» **SUPPLIED INFORMATION**:
━━━━━━

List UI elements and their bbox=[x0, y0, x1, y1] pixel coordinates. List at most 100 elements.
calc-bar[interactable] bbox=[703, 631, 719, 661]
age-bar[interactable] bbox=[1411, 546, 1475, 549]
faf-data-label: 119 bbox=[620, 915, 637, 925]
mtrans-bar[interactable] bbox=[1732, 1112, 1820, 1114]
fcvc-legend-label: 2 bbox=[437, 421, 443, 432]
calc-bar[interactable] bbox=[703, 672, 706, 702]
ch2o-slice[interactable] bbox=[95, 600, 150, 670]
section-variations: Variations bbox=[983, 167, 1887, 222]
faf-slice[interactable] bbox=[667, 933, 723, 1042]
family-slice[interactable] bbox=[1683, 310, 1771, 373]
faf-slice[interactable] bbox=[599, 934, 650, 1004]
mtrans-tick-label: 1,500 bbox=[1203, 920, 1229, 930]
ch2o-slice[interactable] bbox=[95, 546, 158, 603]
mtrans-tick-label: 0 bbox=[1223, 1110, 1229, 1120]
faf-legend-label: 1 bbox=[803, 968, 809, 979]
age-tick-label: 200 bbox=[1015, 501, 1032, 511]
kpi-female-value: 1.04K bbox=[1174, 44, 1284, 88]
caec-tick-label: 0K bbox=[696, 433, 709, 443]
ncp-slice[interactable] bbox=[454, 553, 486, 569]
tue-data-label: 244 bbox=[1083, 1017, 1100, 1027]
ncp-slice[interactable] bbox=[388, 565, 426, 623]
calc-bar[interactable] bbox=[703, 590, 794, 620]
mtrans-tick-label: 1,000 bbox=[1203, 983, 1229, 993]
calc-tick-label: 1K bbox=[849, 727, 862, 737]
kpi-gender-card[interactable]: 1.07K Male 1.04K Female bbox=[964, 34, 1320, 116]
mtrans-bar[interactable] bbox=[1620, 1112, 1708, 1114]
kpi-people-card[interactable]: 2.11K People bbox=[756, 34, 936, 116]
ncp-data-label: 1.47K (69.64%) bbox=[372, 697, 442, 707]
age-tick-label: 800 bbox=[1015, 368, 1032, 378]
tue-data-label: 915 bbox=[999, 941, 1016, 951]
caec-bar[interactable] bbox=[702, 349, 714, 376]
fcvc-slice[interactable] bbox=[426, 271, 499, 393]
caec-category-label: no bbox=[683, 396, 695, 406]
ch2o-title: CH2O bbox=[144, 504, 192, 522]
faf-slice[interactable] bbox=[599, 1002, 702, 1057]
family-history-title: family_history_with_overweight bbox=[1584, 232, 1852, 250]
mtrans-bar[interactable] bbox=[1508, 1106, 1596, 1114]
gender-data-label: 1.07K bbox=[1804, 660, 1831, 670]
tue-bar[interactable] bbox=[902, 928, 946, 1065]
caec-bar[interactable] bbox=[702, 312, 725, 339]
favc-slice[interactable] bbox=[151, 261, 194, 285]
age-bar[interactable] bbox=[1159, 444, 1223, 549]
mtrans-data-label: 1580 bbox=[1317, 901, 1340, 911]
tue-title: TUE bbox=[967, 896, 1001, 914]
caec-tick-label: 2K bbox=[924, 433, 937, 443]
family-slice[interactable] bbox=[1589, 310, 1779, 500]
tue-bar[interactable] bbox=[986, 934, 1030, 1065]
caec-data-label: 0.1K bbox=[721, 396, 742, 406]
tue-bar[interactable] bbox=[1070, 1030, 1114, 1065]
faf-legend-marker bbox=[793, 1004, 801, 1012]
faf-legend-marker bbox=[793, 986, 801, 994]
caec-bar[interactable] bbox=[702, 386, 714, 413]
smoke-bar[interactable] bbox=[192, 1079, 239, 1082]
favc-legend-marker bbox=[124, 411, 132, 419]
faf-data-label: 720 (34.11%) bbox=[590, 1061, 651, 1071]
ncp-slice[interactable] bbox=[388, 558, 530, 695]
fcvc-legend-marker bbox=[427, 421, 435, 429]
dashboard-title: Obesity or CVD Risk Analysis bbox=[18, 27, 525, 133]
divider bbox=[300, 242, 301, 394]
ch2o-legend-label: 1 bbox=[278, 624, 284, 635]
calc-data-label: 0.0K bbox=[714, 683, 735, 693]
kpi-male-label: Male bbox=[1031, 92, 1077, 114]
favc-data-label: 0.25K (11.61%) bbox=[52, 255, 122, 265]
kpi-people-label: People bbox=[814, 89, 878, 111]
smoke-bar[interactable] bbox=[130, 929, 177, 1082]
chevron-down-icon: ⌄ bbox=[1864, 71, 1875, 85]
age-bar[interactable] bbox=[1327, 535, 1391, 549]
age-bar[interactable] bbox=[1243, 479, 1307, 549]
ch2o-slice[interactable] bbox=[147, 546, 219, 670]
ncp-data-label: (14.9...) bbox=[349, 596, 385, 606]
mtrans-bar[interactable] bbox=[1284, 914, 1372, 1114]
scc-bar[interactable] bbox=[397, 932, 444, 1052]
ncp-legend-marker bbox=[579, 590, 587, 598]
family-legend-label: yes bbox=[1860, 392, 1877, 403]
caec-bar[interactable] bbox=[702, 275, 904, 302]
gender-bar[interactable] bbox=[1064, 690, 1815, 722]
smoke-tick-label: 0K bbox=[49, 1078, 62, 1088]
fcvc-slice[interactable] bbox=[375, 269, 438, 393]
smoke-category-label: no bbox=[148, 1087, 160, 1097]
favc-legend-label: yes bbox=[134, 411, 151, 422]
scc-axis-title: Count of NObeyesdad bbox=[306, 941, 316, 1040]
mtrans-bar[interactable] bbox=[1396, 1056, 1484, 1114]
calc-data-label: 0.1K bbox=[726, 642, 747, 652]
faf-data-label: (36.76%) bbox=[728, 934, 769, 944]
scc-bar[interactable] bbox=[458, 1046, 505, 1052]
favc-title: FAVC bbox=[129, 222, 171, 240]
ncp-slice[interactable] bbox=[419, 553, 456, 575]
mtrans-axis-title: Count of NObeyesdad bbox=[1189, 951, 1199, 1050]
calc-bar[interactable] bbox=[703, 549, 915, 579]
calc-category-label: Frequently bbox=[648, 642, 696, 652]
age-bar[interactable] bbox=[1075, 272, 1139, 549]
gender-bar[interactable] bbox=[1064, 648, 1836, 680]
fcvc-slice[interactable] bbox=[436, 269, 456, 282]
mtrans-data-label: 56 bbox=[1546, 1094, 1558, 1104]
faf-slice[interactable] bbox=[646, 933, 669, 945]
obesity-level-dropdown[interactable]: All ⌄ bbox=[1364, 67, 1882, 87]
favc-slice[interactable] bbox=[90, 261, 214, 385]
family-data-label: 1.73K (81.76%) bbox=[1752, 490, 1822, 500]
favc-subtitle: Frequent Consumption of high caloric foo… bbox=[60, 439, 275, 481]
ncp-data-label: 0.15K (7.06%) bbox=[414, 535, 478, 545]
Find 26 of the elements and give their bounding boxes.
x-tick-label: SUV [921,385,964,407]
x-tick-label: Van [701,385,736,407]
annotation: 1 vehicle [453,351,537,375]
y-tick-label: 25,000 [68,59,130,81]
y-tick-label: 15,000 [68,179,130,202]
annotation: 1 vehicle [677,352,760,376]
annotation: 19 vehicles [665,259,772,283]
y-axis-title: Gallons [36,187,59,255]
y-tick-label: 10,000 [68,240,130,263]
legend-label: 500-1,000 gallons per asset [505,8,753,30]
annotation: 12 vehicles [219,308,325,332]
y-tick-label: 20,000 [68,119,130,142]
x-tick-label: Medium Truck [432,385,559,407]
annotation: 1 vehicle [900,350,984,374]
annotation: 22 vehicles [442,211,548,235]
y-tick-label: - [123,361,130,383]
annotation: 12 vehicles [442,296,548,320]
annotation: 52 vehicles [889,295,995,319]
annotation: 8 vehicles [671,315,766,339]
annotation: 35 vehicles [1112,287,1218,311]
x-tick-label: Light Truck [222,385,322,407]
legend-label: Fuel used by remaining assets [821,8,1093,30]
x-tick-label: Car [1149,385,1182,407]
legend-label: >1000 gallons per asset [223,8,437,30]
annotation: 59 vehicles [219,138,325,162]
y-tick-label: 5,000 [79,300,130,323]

━━━━━━

» **WORK TO BE COMPLETED**:
Copy out the lines of the records word for word, beginning with the first line of the records and stopping after the line that contains "fcvc-legend-label: 2 bbox=[437, 421, 443, 432]".

» **RESULT OF THE EXERCISE**:
List UI elements and their bbox=[x0, y0, x1, y1] pixel coordinates. List at most 100 elements.
calc-bar[interactable] bbox=[703, 631, 719, 661]
age-bar[interactable] bbox=[1411, 546, 1475, 549]
faf-data-label: 119 bbox=[620, 915, 637, 925]
mtrans-bar[interactable] bbox=[1732, 1112, 1820, 1114]
fcvc-legend-label: 2 bbox=[437, 421, 443, 432]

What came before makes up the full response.